__STATED TASK__
Check each line of the listing, and copy it if it contains the word "Total".

---------- WORKING DATA

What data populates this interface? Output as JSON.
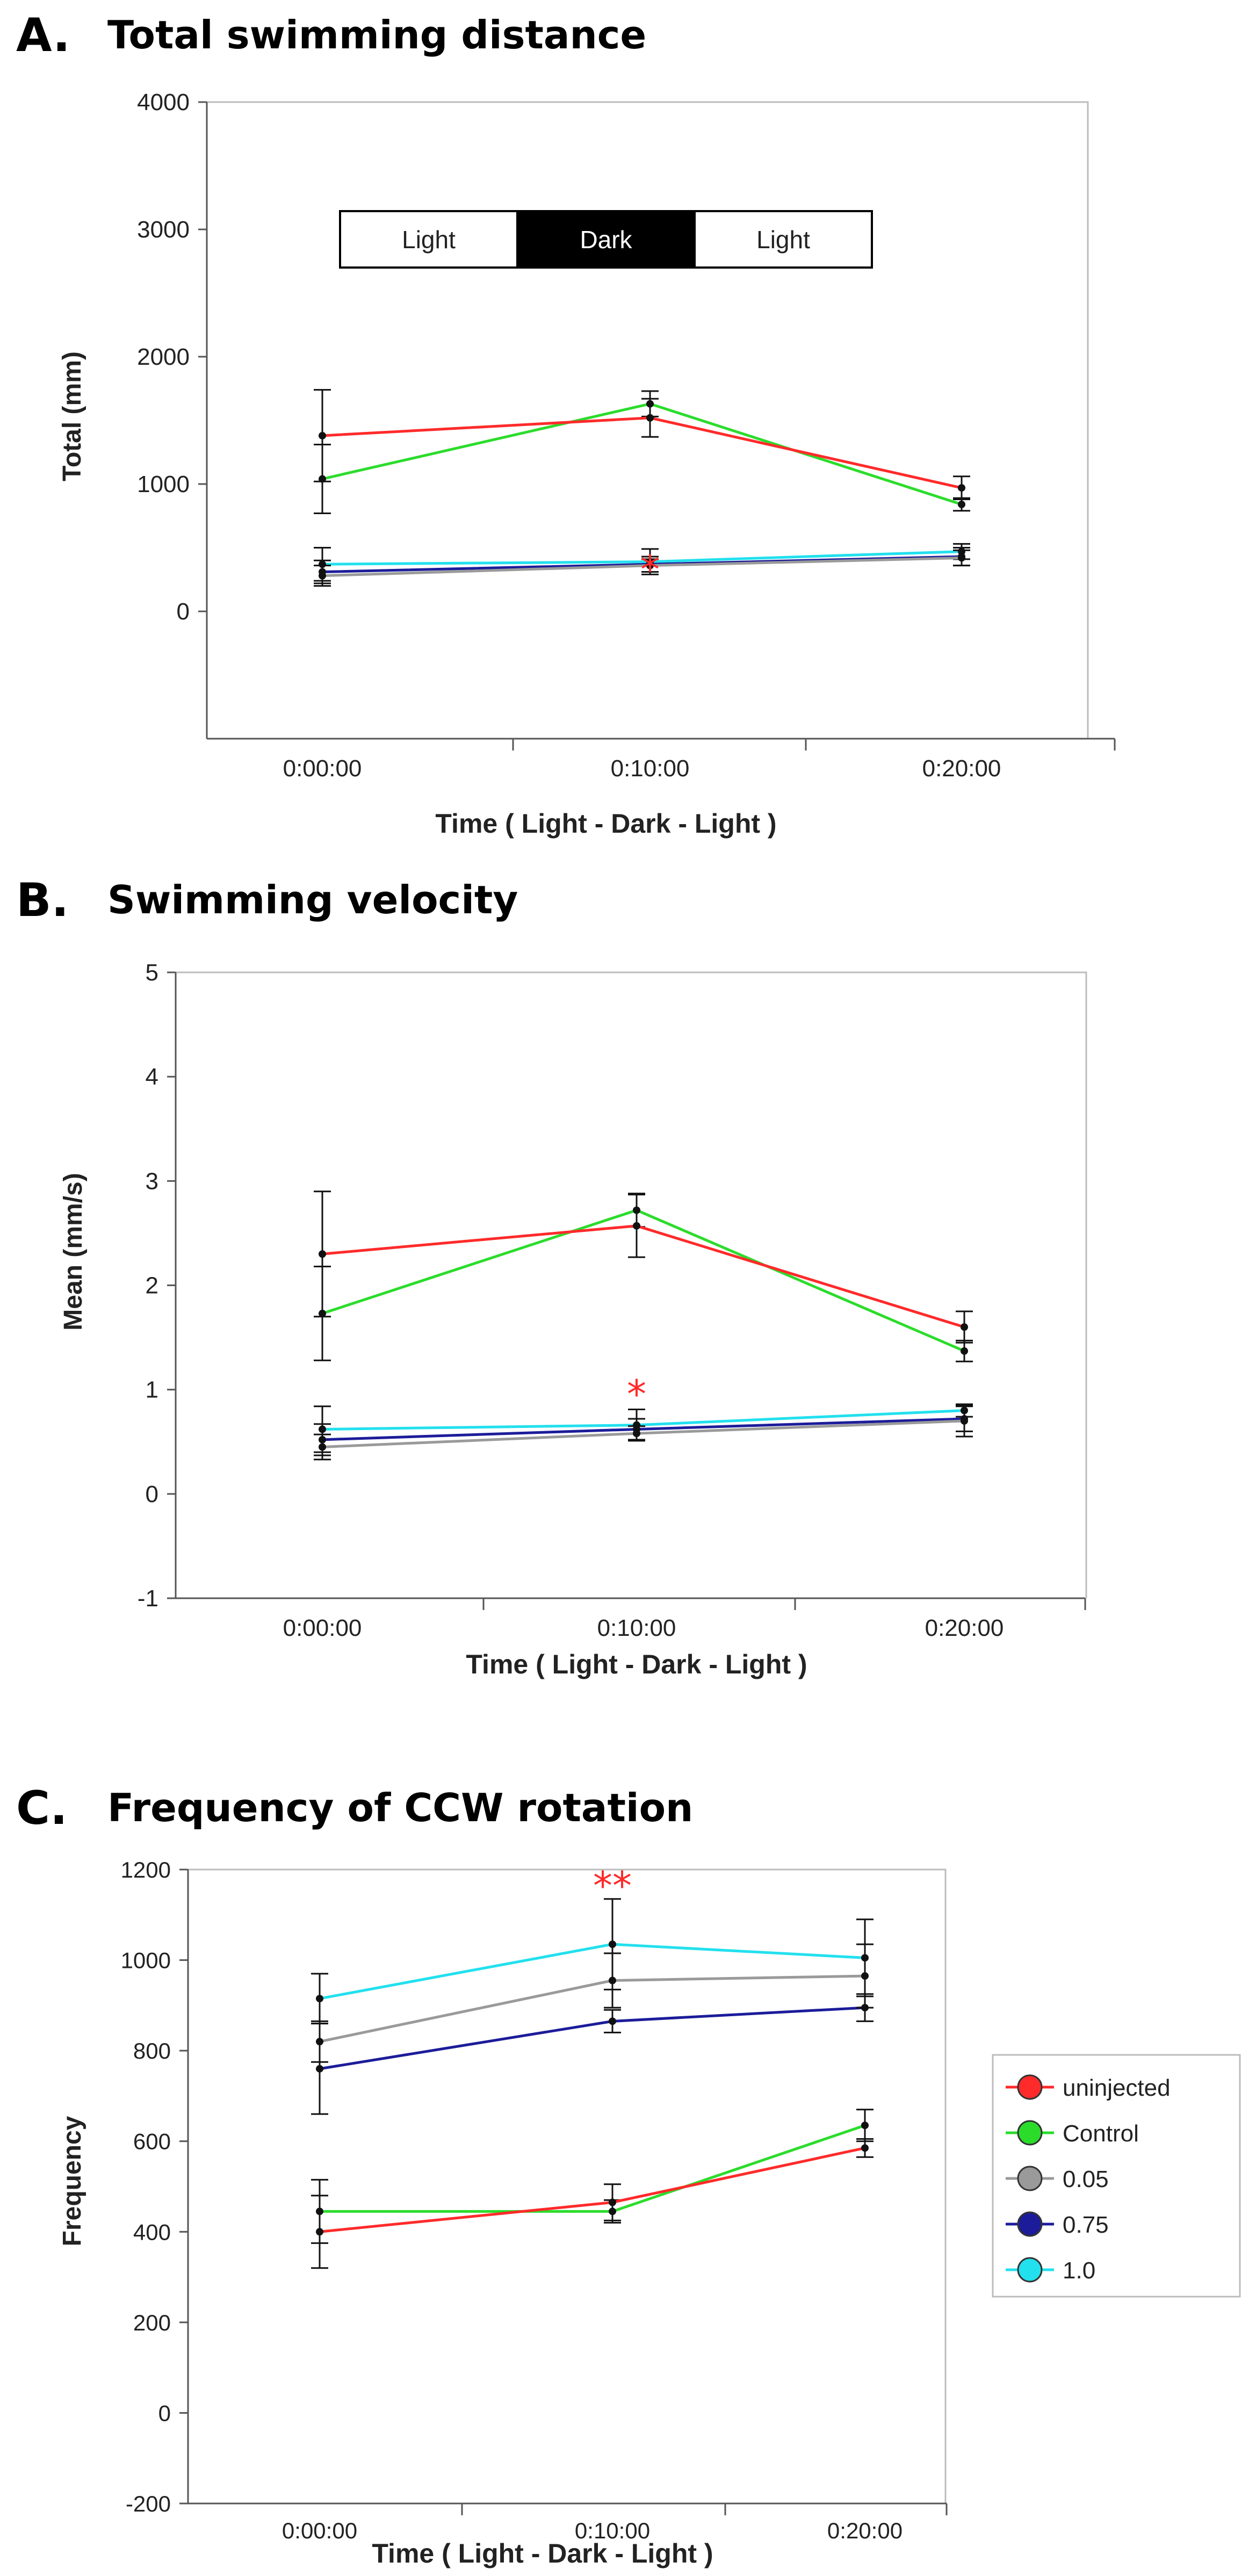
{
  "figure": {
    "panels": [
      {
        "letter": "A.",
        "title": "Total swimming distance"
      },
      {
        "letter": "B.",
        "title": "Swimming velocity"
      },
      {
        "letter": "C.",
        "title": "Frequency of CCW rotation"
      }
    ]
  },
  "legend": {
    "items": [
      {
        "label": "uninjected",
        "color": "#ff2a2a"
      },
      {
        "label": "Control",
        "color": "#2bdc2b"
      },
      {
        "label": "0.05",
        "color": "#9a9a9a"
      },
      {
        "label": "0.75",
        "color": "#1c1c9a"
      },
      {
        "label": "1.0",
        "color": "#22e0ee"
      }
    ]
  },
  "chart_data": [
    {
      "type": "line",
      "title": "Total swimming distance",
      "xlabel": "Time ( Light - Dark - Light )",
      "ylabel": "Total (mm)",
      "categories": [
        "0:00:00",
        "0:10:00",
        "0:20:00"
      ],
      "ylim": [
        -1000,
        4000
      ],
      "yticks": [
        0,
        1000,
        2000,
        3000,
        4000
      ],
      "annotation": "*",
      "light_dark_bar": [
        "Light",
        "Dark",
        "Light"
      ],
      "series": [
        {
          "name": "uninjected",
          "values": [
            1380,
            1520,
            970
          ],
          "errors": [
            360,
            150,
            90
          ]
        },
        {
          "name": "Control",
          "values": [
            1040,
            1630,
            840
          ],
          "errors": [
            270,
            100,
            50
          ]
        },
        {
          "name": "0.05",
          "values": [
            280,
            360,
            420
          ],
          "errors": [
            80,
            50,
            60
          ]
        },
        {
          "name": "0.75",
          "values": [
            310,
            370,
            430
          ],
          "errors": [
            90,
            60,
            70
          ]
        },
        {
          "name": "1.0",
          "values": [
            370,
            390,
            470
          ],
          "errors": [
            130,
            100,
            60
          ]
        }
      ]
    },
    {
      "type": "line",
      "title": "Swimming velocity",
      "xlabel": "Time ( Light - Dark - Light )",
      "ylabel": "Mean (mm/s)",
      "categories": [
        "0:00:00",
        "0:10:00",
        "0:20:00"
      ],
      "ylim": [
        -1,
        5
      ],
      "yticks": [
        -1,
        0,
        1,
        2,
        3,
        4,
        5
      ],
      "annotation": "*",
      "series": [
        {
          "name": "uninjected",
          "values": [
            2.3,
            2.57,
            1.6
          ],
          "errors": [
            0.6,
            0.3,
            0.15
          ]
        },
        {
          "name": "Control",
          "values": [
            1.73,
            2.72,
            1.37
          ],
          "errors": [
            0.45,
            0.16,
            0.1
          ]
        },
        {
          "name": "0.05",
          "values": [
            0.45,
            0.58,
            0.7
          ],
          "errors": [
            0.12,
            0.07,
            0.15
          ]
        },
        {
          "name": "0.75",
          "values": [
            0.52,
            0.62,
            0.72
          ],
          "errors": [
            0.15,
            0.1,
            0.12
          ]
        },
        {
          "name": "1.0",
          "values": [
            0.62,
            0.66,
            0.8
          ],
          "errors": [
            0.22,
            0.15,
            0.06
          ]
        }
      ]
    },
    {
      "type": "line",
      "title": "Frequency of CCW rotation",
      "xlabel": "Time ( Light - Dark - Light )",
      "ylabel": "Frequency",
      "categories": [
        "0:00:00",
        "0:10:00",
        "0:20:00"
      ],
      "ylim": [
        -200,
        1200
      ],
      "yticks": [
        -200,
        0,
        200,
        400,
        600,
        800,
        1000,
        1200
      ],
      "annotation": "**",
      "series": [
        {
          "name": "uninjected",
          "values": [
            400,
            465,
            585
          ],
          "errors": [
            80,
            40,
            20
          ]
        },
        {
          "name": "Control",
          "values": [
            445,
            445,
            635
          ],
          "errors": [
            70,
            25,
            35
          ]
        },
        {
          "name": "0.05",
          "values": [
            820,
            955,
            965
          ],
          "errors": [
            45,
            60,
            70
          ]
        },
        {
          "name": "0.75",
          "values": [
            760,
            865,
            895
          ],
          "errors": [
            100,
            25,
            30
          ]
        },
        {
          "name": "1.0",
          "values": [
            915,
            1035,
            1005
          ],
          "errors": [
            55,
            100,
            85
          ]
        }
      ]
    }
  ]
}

--------------------
---------- WORKING DATA

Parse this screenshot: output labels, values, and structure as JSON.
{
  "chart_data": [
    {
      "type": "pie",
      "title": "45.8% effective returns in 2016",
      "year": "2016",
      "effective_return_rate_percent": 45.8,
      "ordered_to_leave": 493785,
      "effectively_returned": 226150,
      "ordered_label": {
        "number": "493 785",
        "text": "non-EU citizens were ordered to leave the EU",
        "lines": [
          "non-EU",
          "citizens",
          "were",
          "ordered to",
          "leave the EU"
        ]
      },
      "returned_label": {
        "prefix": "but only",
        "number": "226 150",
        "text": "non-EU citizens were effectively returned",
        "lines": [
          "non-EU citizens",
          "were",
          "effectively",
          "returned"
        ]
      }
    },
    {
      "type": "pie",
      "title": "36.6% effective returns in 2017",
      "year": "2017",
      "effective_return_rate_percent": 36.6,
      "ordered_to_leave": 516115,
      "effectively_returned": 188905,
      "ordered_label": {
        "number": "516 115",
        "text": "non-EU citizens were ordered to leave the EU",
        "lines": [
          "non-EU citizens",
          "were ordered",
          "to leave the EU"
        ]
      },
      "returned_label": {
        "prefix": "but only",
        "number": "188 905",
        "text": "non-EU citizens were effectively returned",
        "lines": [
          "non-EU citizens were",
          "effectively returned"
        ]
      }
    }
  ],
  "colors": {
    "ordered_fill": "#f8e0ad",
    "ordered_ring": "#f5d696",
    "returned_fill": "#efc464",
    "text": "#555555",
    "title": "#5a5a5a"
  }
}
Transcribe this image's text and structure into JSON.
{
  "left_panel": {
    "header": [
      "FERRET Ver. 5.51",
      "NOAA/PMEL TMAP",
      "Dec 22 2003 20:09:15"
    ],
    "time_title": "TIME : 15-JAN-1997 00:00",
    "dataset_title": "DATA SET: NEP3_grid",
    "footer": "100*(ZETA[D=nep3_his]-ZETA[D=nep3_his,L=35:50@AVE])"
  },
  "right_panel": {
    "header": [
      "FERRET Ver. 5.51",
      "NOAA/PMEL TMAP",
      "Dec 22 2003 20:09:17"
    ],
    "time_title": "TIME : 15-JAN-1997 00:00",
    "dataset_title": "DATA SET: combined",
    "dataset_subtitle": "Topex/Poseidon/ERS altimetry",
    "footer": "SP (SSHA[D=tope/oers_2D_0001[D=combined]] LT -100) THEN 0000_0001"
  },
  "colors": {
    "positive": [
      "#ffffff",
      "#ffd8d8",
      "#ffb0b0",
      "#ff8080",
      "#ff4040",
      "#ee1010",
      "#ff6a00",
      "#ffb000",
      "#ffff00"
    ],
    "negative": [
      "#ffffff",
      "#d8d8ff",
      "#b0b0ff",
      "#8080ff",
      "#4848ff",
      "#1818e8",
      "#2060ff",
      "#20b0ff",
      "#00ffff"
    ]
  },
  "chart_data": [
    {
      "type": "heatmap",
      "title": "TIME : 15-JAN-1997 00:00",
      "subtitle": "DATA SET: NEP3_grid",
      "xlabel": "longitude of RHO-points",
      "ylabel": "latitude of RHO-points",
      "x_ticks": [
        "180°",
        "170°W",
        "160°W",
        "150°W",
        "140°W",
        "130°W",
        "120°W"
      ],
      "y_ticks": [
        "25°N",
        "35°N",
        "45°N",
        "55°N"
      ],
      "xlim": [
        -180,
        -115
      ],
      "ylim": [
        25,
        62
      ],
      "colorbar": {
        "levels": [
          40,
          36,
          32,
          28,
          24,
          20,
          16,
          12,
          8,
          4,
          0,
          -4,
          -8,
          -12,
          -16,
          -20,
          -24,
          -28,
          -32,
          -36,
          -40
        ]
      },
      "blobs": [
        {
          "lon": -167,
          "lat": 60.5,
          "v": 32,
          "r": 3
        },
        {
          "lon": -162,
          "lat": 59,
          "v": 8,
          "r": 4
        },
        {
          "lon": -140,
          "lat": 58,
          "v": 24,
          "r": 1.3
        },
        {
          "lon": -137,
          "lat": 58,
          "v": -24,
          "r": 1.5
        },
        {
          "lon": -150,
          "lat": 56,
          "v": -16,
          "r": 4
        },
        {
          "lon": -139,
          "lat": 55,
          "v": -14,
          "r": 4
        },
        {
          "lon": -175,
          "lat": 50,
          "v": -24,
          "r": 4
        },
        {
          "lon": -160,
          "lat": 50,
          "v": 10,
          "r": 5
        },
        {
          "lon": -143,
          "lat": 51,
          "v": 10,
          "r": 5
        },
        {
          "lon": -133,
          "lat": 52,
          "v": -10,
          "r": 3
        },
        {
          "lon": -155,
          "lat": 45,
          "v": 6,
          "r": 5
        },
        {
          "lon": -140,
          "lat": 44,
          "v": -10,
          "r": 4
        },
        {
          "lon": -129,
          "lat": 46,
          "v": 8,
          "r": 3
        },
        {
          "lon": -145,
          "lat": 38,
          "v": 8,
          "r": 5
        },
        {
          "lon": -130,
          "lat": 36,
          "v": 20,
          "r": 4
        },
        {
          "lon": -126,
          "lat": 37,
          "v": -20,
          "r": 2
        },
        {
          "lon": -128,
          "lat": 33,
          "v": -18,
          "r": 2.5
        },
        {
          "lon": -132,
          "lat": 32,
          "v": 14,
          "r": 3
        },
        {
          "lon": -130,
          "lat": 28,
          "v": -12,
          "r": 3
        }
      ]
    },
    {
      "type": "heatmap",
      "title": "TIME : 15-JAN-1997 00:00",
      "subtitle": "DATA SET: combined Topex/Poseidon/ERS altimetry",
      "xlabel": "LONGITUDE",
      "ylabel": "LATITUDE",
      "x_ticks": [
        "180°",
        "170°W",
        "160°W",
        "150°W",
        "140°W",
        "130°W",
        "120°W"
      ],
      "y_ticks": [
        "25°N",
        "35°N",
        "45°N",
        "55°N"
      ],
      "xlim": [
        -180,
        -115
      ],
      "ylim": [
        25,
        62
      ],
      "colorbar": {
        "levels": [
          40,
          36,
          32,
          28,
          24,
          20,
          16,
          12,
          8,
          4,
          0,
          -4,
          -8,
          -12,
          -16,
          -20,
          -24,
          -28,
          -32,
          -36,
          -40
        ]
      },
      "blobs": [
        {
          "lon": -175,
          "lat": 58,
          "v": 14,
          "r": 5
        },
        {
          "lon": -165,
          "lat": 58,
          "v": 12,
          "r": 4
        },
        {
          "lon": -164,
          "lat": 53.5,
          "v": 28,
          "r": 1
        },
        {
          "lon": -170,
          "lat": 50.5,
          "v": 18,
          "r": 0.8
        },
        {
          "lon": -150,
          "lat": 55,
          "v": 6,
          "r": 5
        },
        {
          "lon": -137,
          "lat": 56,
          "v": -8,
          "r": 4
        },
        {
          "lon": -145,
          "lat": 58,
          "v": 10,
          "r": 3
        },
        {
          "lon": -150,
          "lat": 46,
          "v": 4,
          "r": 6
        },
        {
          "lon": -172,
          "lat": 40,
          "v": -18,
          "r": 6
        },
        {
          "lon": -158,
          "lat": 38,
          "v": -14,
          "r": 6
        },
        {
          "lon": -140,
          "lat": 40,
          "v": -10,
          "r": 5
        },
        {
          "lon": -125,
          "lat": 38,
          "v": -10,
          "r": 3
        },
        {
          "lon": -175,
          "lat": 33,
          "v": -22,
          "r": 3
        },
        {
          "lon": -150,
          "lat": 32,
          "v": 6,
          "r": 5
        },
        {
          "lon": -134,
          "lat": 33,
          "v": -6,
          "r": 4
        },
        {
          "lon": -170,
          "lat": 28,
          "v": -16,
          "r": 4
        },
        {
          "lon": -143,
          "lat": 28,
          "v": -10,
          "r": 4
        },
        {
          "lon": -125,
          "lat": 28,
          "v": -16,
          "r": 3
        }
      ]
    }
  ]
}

--------------------

__RESULT BELOW__
        "title": "Total swimming distance"
      "title": "Total swimming distance",
      "ylabel": "Total (mm)",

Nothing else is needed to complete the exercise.